[Extracted data entries]
>> BEGIN
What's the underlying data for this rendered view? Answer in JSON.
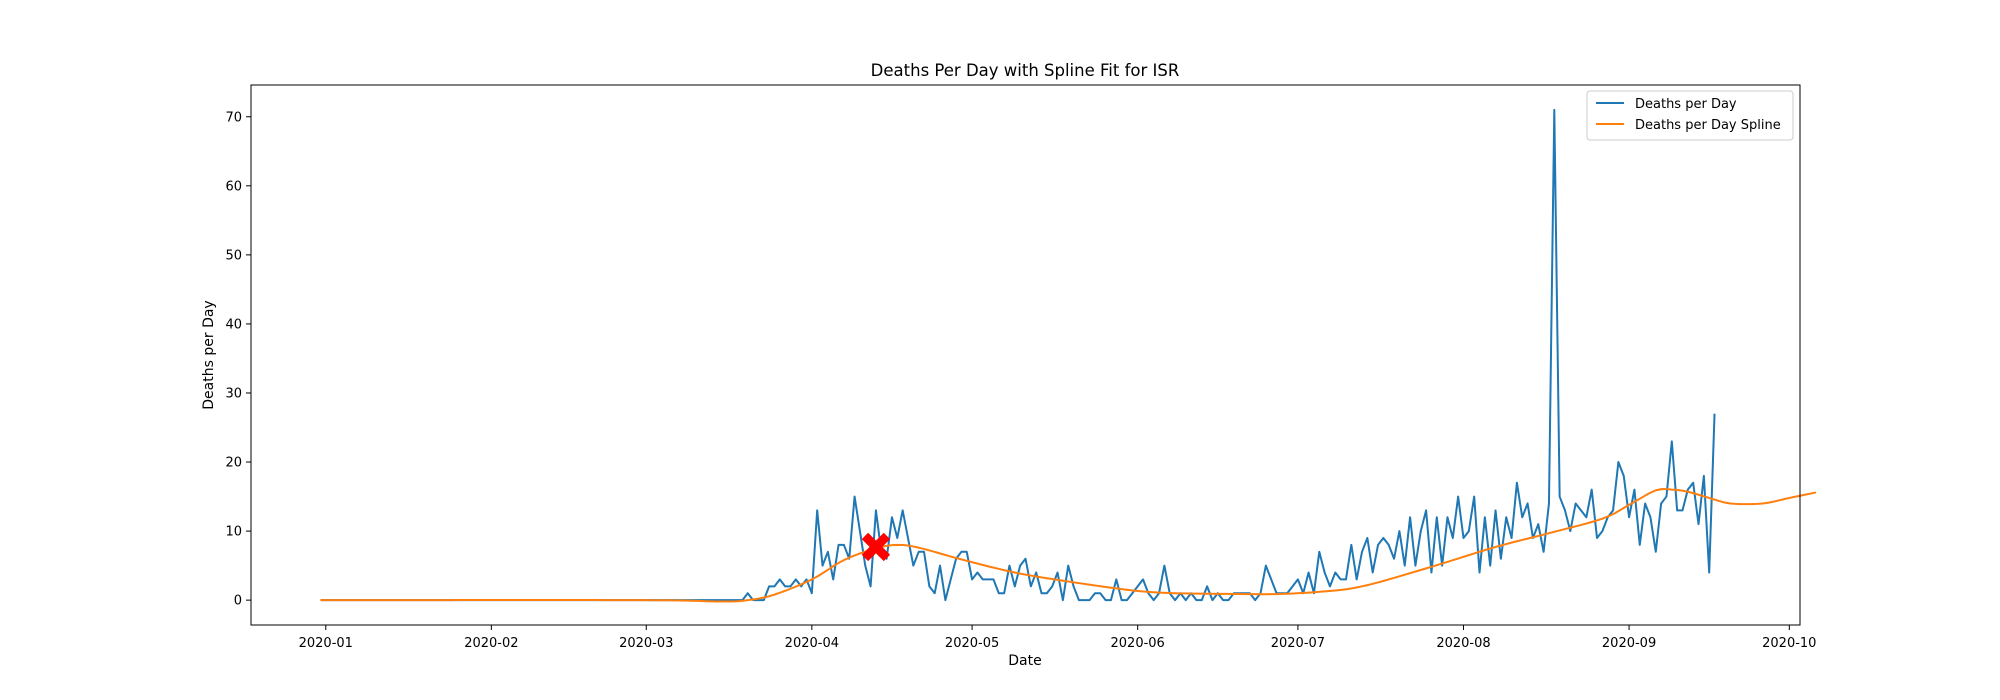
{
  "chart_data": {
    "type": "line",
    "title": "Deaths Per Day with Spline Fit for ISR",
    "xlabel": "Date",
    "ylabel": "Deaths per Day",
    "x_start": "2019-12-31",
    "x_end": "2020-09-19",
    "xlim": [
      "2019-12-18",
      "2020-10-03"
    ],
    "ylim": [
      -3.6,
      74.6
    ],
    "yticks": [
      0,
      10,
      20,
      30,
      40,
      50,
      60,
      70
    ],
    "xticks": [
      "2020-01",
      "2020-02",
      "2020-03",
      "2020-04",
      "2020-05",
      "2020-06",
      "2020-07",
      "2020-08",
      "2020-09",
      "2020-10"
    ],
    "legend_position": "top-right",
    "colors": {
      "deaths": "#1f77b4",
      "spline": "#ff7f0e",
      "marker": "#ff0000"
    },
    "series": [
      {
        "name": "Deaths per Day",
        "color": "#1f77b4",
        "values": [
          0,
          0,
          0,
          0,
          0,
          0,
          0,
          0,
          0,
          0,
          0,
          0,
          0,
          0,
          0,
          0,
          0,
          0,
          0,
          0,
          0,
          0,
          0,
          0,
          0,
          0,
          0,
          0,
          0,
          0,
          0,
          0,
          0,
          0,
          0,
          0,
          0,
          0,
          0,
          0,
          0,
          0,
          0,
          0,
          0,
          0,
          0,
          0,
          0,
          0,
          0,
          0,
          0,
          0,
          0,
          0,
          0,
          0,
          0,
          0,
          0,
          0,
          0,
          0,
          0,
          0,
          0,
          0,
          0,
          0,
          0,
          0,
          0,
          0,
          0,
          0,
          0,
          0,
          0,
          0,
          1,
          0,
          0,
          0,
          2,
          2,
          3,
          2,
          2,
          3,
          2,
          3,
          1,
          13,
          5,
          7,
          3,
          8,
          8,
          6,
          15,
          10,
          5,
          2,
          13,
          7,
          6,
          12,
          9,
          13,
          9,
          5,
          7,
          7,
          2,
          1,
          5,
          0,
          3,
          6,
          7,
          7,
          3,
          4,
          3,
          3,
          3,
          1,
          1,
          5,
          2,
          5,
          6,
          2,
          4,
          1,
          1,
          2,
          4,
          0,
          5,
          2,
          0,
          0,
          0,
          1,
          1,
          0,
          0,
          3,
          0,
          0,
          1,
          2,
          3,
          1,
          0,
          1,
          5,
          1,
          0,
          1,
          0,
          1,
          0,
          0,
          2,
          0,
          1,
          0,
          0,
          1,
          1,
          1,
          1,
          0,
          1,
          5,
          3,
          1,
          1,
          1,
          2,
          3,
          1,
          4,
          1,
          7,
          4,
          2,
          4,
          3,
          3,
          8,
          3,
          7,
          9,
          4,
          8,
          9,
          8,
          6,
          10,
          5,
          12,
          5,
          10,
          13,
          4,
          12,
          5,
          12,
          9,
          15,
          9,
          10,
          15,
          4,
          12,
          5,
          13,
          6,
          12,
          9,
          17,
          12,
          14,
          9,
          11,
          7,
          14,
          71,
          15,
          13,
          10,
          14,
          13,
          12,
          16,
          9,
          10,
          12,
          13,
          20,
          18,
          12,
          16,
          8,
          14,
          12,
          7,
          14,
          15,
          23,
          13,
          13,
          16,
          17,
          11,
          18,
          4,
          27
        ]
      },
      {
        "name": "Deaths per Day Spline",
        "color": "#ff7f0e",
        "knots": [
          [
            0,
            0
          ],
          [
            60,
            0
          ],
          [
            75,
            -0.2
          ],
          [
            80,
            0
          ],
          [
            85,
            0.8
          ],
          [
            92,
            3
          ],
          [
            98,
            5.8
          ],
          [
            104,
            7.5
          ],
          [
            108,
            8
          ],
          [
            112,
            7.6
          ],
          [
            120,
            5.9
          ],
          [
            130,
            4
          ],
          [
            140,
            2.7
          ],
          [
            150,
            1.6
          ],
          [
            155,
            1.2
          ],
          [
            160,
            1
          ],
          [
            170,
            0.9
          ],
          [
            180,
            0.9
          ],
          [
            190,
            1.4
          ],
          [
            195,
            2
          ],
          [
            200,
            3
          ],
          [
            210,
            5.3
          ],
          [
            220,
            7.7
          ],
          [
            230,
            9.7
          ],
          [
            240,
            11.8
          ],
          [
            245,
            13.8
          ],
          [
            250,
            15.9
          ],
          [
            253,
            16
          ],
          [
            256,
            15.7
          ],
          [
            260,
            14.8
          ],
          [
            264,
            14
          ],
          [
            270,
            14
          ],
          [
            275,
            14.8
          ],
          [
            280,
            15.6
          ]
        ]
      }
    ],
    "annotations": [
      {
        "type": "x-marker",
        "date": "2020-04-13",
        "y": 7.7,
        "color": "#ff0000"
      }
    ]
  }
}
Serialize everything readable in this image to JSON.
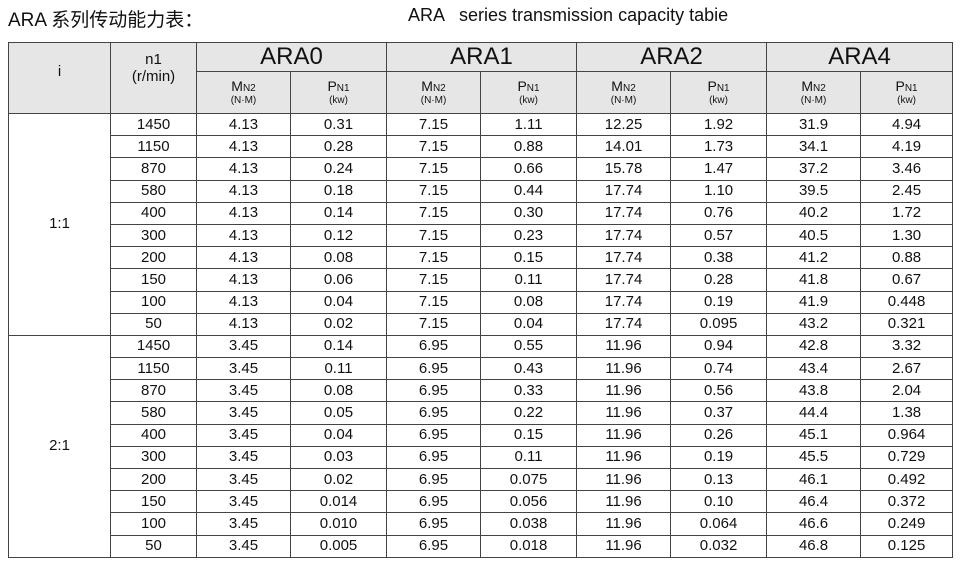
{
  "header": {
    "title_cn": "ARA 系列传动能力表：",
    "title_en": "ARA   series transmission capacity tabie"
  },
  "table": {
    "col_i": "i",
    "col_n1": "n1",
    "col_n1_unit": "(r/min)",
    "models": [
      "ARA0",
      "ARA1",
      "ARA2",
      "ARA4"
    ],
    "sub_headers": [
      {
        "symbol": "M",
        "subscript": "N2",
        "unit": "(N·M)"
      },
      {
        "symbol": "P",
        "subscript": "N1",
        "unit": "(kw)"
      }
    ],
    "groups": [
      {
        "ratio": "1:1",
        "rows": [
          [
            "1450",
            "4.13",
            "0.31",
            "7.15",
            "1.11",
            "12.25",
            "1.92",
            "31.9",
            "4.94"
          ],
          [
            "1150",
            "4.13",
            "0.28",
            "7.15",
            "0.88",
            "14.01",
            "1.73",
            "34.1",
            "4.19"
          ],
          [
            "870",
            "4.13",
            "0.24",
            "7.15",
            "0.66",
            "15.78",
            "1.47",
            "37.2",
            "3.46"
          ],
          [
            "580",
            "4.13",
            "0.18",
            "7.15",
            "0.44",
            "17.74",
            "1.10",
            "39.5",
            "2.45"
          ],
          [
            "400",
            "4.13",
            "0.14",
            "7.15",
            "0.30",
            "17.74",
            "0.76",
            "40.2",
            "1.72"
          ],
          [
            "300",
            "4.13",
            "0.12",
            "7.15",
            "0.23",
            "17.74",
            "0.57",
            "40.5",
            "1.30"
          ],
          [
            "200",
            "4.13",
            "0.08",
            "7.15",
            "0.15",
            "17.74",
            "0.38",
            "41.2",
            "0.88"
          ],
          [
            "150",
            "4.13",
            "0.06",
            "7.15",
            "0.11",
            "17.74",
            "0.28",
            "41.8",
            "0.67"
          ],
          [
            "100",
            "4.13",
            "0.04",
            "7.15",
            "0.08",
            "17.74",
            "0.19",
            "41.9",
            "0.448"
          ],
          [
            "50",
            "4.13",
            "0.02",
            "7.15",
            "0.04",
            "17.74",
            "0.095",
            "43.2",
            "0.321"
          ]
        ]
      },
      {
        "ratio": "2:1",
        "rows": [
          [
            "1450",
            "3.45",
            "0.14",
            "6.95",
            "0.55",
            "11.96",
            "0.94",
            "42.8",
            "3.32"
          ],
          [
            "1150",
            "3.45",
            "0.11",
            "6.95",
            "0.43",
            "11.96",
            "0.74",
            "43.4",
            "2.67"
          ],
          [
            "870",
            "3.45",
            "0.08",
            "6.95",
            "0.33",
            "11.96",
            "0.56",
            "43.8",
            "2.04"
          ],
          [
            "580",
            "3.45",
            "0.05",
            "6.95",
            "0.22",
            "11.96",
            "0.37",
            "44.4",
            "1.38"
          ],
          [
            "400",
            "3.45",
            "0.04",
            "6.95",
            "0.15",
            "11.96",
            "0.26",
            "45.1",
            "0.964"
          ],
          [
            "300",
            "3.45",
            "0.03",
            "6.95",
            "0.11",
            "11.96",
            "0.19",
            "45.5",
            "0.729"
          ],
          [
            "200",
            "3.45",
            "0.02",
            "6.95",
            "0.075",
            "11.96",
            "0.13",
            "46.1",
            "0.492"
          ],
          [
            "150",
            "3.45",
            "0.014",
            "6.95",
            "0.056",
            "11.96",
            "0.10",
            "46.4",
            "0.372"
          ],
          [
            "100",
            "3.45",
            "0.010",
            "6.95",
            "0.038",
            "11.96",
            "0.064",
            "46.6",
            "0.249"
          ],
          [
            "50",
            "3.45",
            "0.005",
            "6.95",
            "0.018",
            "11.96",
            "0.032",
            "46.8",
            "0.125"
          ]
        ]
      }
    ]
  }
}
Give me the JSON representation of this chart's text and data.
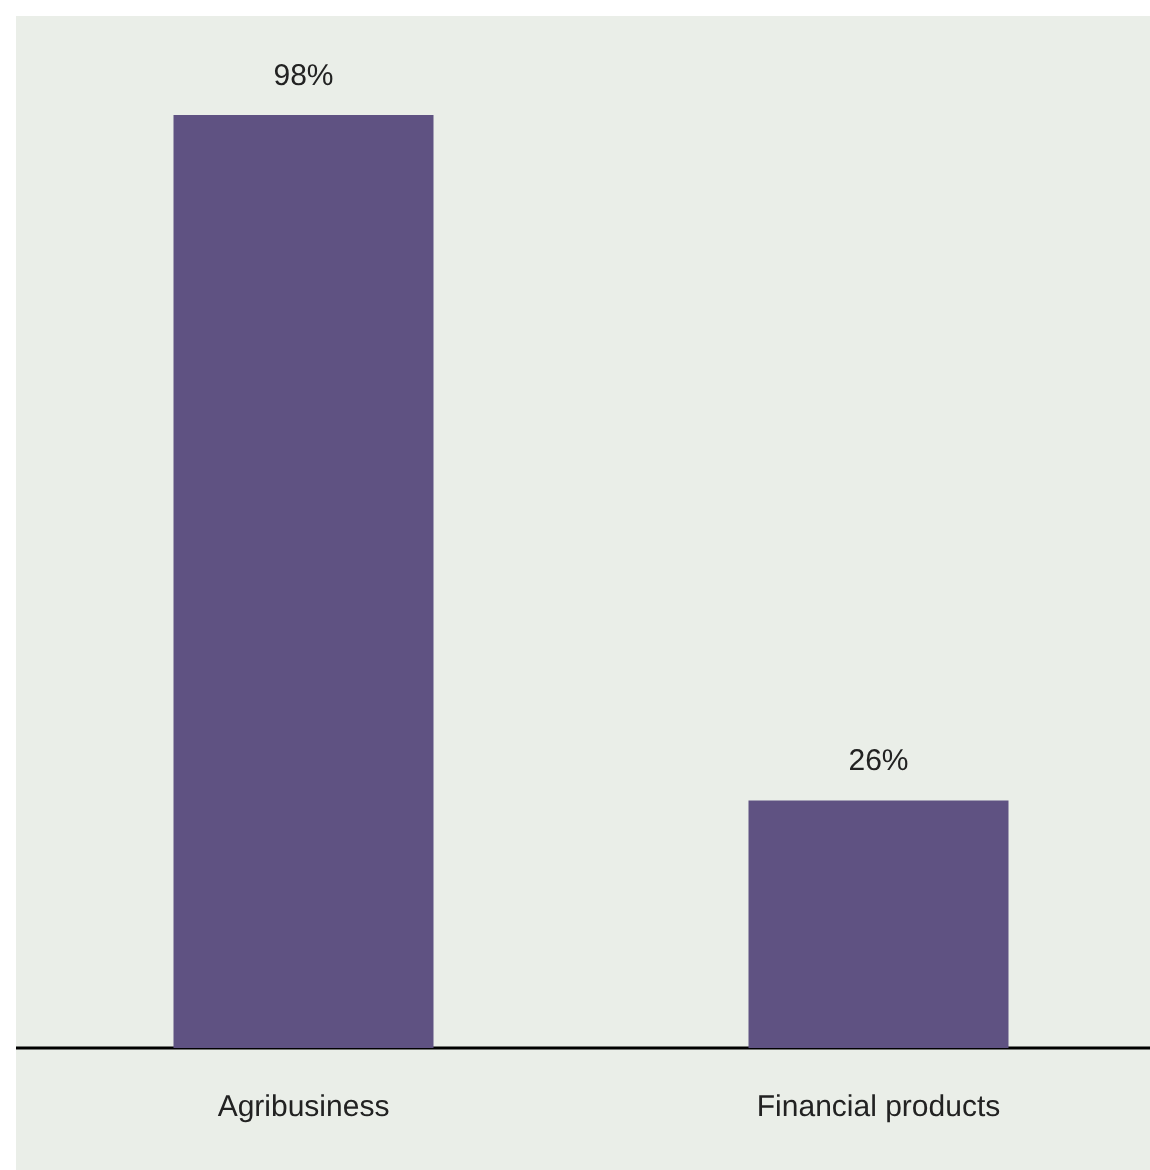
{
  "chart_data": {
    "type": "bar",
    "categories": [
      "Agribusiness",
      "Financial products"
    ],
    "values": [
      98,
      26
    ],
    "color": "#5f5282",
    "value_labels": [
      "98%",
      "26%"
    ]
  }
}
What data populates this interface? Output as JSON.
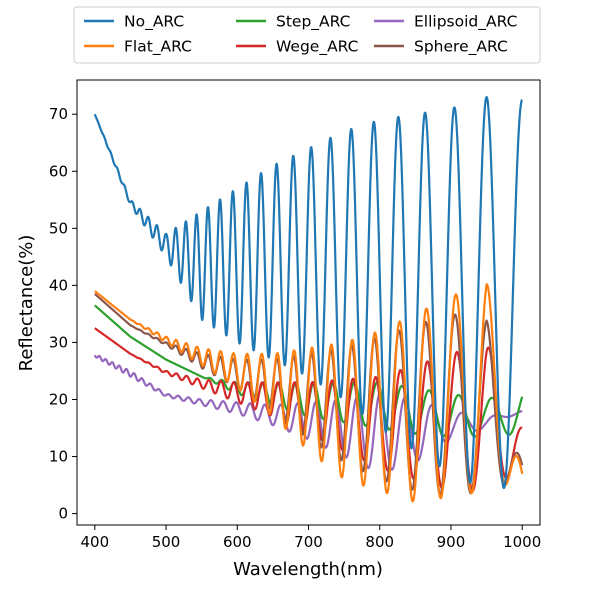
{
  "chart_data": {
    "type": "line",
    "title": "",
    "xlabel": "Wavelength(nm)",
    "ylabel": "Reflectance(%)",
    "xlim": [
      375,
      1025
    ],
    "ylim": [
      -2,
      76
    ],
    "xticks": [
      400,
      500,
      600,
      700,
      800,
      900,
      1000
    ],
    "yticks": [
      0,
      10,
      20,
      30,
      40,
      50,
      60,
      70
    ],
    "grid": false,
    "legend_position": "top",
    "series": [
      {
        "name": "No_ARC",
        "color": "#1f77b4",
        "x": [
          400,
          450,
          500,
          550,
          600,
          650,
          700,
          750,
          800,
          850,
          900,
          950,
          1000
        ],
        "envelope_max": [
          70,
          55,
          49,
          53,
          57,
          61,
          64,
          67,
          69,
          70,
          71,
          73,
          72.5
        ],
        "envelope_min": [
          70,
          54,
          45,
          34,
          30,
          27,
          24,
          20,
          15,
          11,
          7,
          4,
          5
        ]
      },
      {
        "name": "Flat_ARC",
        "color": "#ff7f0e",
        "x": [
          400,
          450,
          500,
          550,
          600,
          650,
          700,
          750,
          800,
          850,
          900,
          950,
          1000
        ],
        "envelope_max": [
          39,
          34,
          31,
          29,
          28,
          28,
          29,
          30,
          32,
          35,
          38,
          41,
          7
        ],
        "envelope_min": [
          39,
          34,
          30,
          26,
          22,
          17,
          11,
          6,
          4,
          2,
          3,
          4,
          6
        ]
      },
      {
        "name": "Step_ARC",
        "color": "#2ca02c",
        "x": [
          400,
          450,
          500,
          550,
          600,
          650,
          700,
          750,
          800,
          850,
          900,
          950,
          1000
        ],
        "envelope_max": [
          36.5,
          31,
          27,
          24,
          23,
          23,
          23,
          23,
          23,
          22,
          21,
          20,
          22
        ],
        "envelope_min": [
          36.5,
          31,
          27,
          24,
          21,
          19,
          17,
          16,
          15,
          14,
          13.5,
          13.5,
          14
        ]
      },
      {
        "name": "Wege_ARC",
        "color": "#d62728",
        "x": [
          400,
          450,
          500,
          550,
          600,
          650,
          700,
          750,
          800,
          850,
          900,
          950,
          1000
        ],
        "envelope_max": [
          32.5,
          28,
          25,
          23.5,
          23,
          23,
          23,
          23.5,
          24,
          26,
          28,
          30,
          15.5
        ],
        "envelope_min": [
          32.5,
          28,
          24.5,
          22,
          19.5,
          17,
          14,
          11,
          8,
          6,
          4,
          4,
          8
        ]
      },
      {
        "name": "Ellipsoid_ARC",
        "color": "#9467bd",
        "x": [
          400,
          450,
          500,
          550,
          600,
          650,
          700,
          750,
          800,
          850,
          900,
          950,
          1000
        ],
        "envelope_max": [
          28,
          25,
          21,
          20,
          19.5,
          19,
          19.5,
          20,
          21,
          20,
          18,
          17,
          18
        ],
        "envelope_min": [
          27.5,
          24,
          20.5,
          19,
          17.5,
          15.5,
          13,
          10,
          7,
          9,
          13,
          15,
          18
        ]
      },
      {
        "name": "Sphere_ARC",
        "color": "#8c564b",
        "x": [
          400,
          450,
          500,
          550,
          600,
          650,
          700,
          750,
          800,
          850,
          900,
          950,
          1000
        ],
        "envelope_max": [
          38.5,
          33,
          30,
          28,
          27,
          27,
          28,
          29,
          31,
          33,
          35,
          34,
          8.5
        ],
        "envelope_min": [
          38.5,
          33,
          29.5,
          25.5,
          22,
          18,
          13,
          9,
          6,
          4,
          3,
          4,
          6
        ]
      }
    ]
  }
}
>> END
PROBLEM TO WORK ON:
Isolate the lines that hold the word "name" and copy all of them.

ANSWER TO THIS TASK:
        "name": "Deaths per Day",
        "name": "Deaths per Day Spline",
        "name": "No_ARC",
        "name": "Flat_ARC",
        "name": "Step_ARC",
        "name": "Wege_ARC",
        "name": "Ellipsoid_ARC",
        "name": "Sphere_ARC",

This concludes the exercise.